→ **TASK BRIEF**:
Filter these entries so that only lines with the word "Model" remain.

-------- EXERCISE MATERIAL --------

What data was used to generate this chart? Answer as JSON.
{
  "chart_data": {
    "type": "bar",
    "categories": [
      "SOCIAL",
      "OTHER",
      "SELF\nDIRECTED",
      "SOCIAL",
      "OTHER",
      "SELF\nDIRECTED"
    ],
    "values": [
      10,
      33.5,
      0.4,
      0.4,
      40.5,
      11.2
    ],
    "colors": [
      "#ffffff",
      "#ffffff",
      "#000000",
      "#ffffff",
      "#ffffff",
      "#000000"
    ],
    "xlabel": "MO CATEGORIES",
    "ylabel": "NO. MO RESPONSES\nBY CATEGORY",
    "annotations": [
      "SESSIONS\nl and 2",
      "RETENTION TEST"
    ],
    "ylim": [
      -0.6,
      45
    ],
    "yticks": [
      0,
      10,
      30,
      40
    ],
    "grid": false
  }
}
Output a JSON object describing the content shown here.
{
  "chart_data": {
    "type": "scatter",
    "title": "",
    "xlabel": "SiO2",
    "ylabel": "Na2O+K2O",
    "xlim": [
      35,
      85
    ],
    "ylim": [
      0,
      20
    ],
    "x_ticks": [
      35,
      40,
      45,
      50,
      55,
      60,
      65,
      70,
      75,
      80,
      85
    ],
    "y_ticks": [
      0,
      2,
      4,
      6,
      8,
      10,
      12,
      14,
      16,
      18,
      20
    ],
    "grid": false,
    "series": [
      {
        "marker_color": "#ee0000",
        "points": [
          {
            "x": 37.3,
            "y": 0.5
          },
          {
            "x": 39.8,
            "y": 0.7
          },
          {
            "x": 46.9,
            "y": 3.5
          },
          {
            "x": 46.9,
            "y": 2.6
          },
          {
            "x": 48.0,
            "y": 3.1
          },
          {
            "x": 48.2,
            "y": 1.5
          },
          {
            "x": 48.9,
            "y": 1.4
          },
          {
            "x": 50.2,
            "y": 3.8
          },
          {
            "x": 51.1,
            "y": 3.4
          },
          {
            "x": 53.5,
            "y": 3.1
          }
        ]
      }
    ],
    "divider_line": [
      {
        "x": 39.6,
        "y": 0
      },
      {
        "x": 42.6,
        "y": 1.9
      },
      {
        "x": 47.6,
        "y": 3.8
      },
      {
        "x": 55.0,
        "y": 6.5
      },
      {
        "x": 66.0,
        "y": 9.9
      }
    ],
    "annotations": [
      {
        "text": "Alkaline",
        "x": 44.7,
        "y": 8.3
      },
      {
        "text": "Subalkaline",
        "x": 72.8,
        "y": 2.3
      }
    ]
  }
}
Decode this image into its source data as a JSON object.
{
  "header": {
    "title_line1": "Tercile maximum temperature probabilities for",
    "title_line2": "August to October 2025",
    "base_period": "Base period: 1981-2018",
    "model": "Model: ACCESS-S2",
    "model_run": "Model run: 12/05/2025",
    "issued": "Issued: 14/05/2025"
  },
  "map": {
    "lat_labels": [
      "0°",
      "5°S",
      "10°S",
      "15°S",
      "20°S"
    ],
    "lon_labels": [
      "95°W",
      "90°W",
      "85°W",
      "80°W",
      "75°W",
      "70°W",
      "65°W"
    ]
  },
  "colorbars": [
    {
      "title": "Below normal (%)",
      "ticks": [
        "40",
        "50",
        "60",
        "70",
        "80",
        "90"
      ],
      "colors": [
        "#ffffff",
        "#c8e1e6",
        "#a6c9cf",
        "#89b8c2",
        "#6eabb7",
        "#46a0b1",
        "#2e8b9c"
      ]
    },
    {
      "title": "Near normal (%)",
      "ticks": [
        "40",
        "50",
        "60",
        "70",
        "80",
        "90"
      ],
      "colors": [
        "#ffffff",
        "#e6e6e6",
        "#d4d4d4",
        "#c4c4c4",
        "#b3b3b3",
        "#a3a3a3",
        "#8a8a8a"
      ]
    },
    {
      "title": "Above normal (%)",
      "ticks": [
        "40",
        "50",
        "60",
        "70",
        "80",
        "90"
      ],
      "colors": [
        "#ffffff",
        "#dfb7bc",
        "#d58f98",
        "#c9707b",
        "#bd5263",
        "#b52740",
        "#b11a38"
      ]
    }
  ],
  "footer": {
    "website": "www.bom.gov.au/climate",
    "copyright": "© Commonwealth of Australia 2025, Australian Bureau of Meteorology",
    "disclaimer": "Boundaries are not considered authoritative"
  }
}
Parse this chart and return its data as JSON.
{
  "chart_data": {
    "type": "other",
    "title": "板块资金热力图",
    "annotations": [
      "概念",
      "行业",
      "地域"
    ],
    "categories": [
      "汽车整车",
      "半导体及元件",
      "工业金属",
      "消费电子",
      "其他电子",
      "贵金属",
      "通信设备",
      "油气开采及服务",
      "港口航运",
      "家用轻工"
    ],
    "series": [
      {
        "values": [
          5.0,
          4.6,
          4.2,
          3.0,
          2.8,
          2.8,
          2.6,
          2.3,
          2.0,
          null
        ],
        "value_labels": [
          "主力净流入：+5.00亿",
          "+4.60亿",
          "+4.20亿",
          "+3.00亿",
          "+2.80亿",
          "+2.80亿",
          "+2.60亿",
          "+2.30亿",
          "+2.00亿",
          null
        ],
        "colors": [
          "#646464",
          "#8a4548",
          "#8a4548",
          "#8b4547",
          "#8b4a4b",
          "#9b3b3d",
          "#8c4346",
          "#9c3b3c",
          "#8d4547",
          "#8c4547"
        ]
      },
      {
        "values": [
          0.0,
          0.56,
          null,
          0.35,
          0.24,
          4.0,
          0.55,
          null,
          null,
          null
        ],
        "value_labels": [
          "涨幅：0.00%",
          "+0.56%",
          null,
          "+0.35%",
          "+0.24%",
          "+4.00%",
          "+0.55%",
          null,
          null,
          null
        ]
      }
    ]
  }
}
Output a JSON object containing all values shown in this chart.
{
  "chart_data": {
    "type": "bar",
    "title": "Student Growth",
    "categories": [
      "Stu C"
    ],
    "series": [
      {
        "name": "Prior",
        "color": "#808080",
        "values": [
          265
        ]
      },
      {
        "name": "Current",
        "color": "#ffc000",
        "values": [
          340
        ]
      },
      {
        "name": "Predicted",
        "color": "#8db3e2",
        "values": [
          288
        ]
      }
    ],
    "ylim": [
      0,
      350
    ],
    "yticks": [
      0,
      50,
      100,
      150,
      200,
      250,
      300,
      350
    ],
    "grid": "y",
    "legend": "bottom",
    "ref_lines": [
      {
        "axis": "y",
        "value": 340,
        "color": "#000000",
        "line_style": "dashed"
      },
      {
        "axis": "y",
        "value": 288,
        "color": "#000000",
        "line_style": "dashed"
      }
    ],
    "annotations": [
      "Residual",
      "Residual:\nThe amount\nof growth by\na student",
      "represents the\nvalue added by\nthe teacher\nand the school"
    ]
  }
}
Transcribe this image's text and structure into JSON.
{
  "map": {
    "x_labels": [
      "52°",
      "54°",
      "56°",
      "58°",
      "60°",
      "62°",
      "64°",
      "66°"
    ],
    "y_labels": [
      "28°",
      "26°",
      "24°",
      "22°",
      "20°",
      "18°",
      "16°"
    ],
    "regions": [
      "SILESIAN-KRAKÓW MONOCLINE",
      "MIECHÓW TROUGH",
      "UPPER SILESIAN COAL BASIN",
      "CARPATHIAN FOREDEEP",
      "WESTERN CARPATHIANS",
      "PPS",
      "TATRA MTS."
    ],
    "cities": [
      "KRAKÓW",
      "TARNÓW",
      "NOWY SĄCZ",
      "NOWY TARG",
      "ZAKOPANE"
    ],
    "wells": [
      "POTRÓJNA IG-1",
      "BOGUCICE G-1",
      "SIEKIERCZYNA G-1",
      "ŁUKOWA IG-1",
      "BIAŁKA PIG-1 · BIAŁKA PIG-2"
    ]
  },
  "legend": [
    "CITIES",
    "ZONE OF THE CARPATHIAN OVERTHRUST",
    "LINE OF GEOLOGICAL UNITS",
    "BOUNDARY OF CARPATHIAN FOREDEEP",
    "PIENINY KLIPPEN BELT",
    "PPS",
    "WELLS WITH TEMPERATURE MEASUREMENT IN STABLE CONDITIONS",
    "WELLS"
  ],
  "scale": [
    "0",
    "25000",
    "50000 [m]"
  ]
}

--------

→ **TASK RESPONSE**:
    "model": "Model: ACCESS-S2",
    "model_run": "Model run: 12/05/2025",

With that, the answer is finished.